(Stored items from a collection)

========================================================================

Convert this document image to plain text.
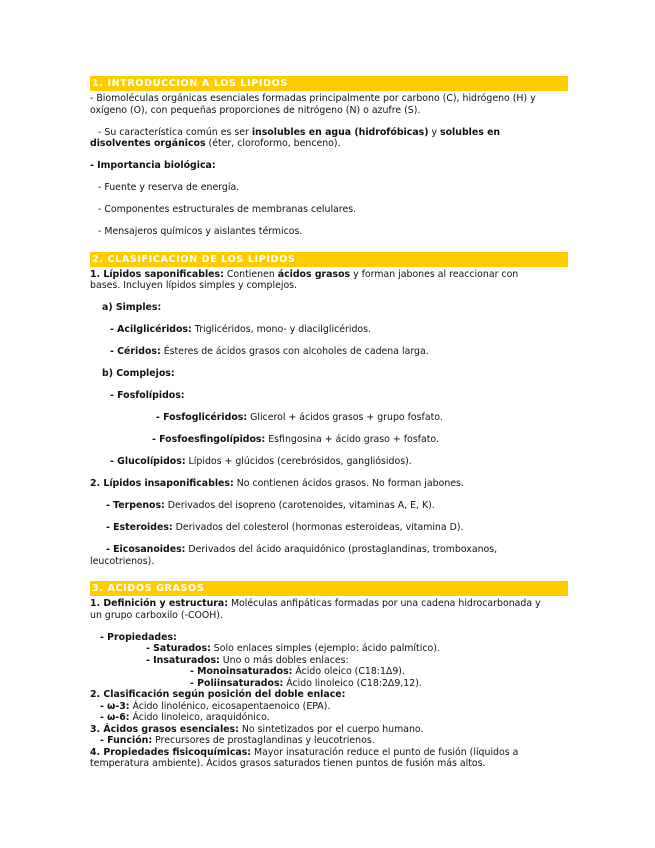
1. INTRODUCCION A LOS LIPIDOS

- Biomoléculas orgánicas esenciales formadas principalmente por carbono (C), hidrógeno (H) y
oxígeno (O), con pequeñas proporciones de nitrógeno (N) o azufre (S).

- Su característica común es ser insolubles en agua (hidrofóbicas) y solubles en
disolventes orgánicos (éter, cloroformo, benceno).

- Importancia biológica:

- Fuente y reserva de energía.

- Componentes estructurales de membranas celulares.

- Mensajeros químicos y aislantes térmicos.

2. CLASIFICACION DE LOS LIPIDOS

1. Lípidos saponificables: Contienen ácidos grasos y forman jabones al reaccionar con
bases. Incluyen lípidos simples y complejos.

a) Simples:

- Acilglicéridos: Triglicéridos, mono- y diacilglicéridos.

- Céridos: Ésteres de ácidos grasos con alcoholes de cadena larga.

b) Complejos:

- Fosfolípidos:

- Fosfoglicéridos: Glicerol + ácidos grasos + grupo fosfato.

- Fosfoesfingolípidos: Esfingosina + ácido graso + fosfato.

- Glucolípidos: Lípidos + glúcidos (cerebrósidos, gangliósidos).

2. Lípidos insaponificables: No contienen ácidos grasos. No forman jabones.

- Terpenos: Derivados del isopreno (carotenoides, vitaminas A, E, K).

- Esteroides: Derivados del colesterol (hormonas esteroideas, vitamina D).

- Eicosanoides: Derivados del ácido araquidónico (prostaglandinas, tromboxanos,
leucotrienos).

3. ACIDOS GRASOS

1. Definición y estructura: Moléculas anfipáticas formadas por una cadena hidrocarbonada y
un grupo carboxilo (-COOH).

- Propiedades:

- Saturados: Solo enlaces simples (ejemplo: ácido palmítico).

- Insaturados: Uno o más dobles enlaces:

- Monoinsaturados: Ácido oleico (C18:1Δ9).

- Poliinsaturados: Ácido linoleico (C18:2Δ9,12).

2. Clasificación según posición del doble enlace:

- ω-3: Ácido linolénico, eicosapentaenoico (EPA).

- ω-6: Ácido linoleico, araquidónico.

3. Ácidos grasos esenciales: No sintetizados por el cuerpo humano.

- Función: Precursores de prostaglandinas y leucotrienos.

4. Propiedades fisicoquímicas: Mayor insaturación reduce el punto de fusión (líquidos a
temperatura ambiente). Ácidos grasos saturados tienen puntos de fusión más altos.
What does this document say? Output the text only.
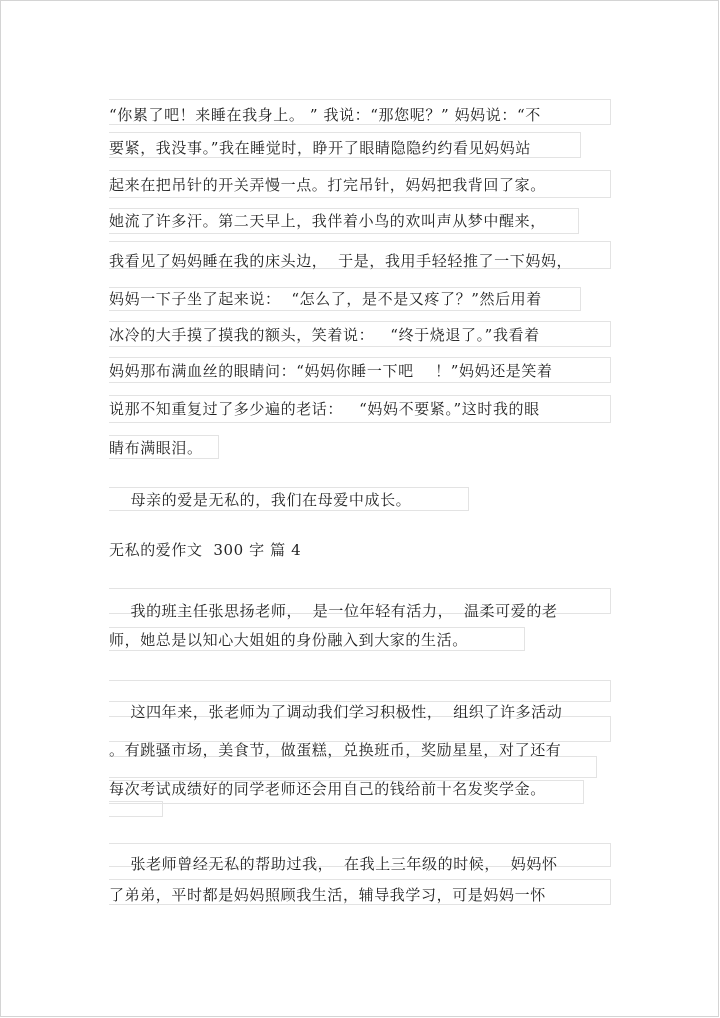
“你累了吧！来睡在我身上。 ” 我说：“那您呢？” 妈妈说：“不
要紧，我没事。”我在睡觉时，睁开了眼睛隐隐约约看见妈妈站
起来在把吊针的开关弄慢一点。打完吊针，妈妈把我背回了家。
她流了许多汗。第二天早上，我伴着小鸟的欢叫声从梦中醒来，
我看见了妈妈睡在我的床头边，  于是，我用手轻轻推了一下妈妈，
妈妈一下子坐了起来说：  “怎么了，是不是又疼了？”然后用着
冰冷的大手摸了摸我的额头，笑着说：   “终于烧退了。”我看着
妈妈那布满血丝的眼睛问：“妈妈你睡一下吧    ！”妈妈还是笑着
说那不知重复过了多少遍的老话：   “妈妈不要紧。”这时我的眼
睛布满眼泪。
母亲的爱是无私的，我们在母爱中成长。
无私的爱作文  300 字 篇 4
我的班主任张思扬老师，  是一位年轻有活力，  温柔可爱的老
师，她总是以知心大姐姐的身份融入到大家的生活。
这四年来，张老师为了调动我们学习积极性，  组织了许多活动
。有跳骚市场，美食节，做蛋糕，兑换班币，奖励星星，对了还有
每次考试成绩好的同学老师还会用自己的钱给前十名发奖学金。
张老师曾经无私的帮助过我，  在我上三年级的时候，  妈妈怀
了弟弟，平时都是妈妈照顾我生活，辅导我学习，可是妈妈一怀
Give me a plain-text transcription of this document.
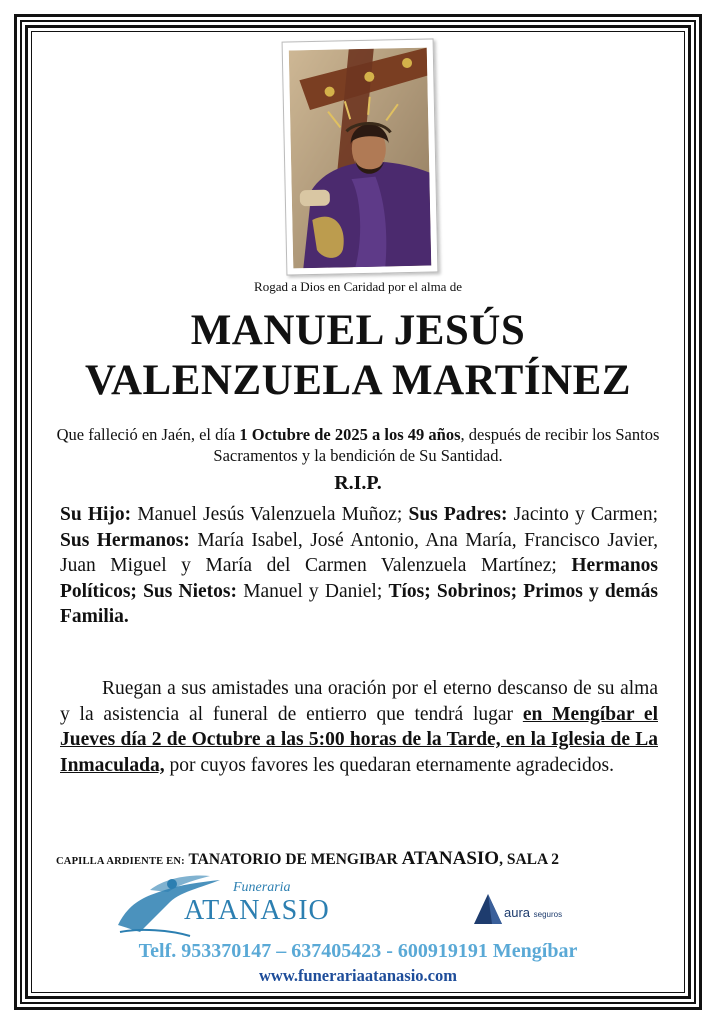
Rogad a Dios en Caridad por el alma de
MANUEL JESÚS
VALENZUELA MARTÍNEZ
Que falleció en Jaén, el día 1 Octubre de 2025 a los 49 años, después de recibir los Santos Sacramentos y la bendición de Su Santidad.
R.I.P.
Su Hijo: Manuel Jesús Valenzuela Muñoz; Sus Padres: Jacinto y Carmen; Sus Hermanos: María Isabel, José Antonio, Ana María, Francisco Javier, Juan Miguel y María del Carmen Valenzuela Martínez; Hermanos Políticos; Sus Nietos: Manuel y Daniel; Tíos; Sobrinos; Primos y demás Familia.
Ruegan a sus amistades una oración por el eterno descanso de su alma y la asistencia al funeral de entierro que tendrá lugar en Mengíbar el Jueves día 2 de Octubre a las 5:00 horas de la Tarde, en la Iglesia de La Inmaculada, por cuyos favores les quedaran eternamente agradecidos.
CAPILLA ARDIENTE EN: TANATORIO DE MENGIBAR ATANASIO, SALA 2
Funeraria
ATANASIO	aura seguros
Telf. 953370147 – 637405423 - 600919191 Mengíbar
www.funerariaatanasio.com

========================================================================

Do not include images; quote all of the entries above exactly.

Convert this document image to plain text.
1. INTRODUCCION A LOS LIPIDOS

- Biomoléculas orgánicas esenciales formadas principalmente por carbono (C), hidrógeno (H) y
oxígeno (O), con pequeñas proporciones de nitrógeno (N) o azufre (S).

- Su característica común es ser insolubles en agua (hidrofóbicas) y solubles en
disolventes orgánicos (éter, cloroformo, benceno).

- Importancia biológica:

- Fuente y reserva de energía.

- Componentes estructurales de membranas celulares.

- Mensajeros químicos y aislantes térmicos.

2. CLASIFICACION DE LOS LIPIDOS

1. Lípidos saponificables: Contienen ácidos grasos y forman jabones al reaccionar con
bases. Incluyen lípidos simples y complejos.

a) Simples:

- Acilglicéridos: Triglicéridos, mono- y diacilglicéridos.

- Céridos: Ésteres de ácidos grasos con alcoholes de cadena larga.

b) Complejos:

- Fosfolípidos:

- Fosfoglicéridos: Glicerol + ácidos grasos + grupo fosfato.

- Fosfoesfingolípidos: Esfingosina + ácido graso + fosfato.

- Glucolípidos: Lípidos + glúcidos (cerebrósidos, gangliósidos).

2. Lípidos insaponificables: No contienen ácidos grasos. No forman jabones.

- Terpenos: Derivados del isopreno (carotenoides, vitaminas A, E, K).

- Esteroides: Derivados del colesterol (hormonas esteroideas, vitamina D).

- Eicosanoides: Derivados del ácido araquidónico (prostaglandinas, tromboxanos,
leucotrienos).

3. ACIDOS GRASOS

1. Definición y estructura: Moléculas anfipáticas formadas por una cadena hidrocarbonada y
un grupo carboxilo (-COOH).

- Propiedades:

- Saturados: Solo enlaces simples (ejemplo: ácido palmítico).

- Insaturados: Uno o más dobles enlaces:

- Monoinsaturados: Ácido oleico (C18:1Δ9).

- Poliinsaturados: Ácido linoleico (C18:2Δ9,12).

2. Clasificación según posición del doble enlace:

- ω-3: Ácido linolénico, eicosapentaenoico (EPA).

- ω-6: Ácido linoleico, araquidónico.

3. Ácidos grasos esenciales: No sintetizados por el cuerpo humano.

- Función: Precursores de prostaglandinas y leucotrienos.

4. Propiedades fisicoquímicas: Mayor insaturación reduce el punto de fusión (líquidos a
temperatura ambiente). Ácidos grasos saturados tienen puntos de fusión más altos.
What does this document say? Output the text only.
“你累了吧！来睡在我身上。 ” 我说：“那您呢？” 妈妈说：“不
要紧，我没事。”我在睡觉时，睁开了眼睛隐隐约约看见妈妈站
起来在把吊针的开关弄慢一点。打完吊针，妈妈把我背回了家。
她流了许多汗。第二天早上，我伴着小鸟的欢叫声从梦中醒来，
我看见了妈妈睡在我的床头边，  于是，我用手轻轻推了一下妈妈，
妈妈一下子坐了起来说：  “怎么了，是不是又疼了？”然后用着
冰冷的大手摸了摸我的额头，笑着说：   “终于烧退了。”我看着
妈妈那布满血丝的眼睛问：“妈妈你睡一下吧    ！”妈妈还是笑着
说那不知重复过了多少遍的老话：   “妈妈不要紧。”这时我的眼
睛布满眼泪。
母亲的爱是无私的，我们在母爱中成长。
无私的爱作文  300 字 篇 4
我的班主任张思扬老师，  是一位年轻有活力，  温柔可爱的老
师，她总是以知心大姐姐的身份融入到大家的生活。
这四年来，张老师为了调动我们学习积极性，  组织了许多活动
。有跳骚市场，美食节，做蛋糕，兑换班币，奖励星星，对了还有
每次考试成绩好的同学老师还会用自己的钱给前十名发奖学金。
张老师曾经无私的帮助过我，  在我上三年级的时候，  妈妈怀
了弟弟，平时都是妈妈照顾我生活，辅导我学习，可是妈妈一怀
Give me a plain-text transcription of this document.
Rogad a Dios en Caridad por el alma de
MANUEL JESÚS
VALENZUELA MARTÍNEZ
Que falleció en Jaén, el día 1 Octubre de 2025 a los 49 años, después de recibir los Santos Sacramentos y la bendición de Su Santidad.
R.I.P.
Su Hijo: Manuel Jesús Valenzuela Muñoz; Sus Padres: Jacinto y Carmen; Sus Hermanos: María Isabel, José Antonio, Ana María, Francisco Javier, Juan Miguel y María del Carmen Valenzuela Martínez; Hermanos Políticos; Sus Nietos: Manuel y Daniel; Tíos; Sobrinos; Primos y demás Familia.
Ruegan a sus amistades una oración por el eterno descanso de su alma y la asistencia al funeral de entierro que tendrá lugar en Mengíbar el Jueves día 2 de Octubre a las 5:00 horas de la Tarde, en la Iglesia de La Inmaculada, por cuyos favores les quedaran eternamente agradecidos.
CAPILLA ARDIENTE EN: TANATORIO DE MENGIBAR ATANASIO, SALA 2
Funeraria
ATANASIO	aura seguros
Telf. 953370147 – 637405423 - 600919191 Mengíbar
www.funerariaatanasio.com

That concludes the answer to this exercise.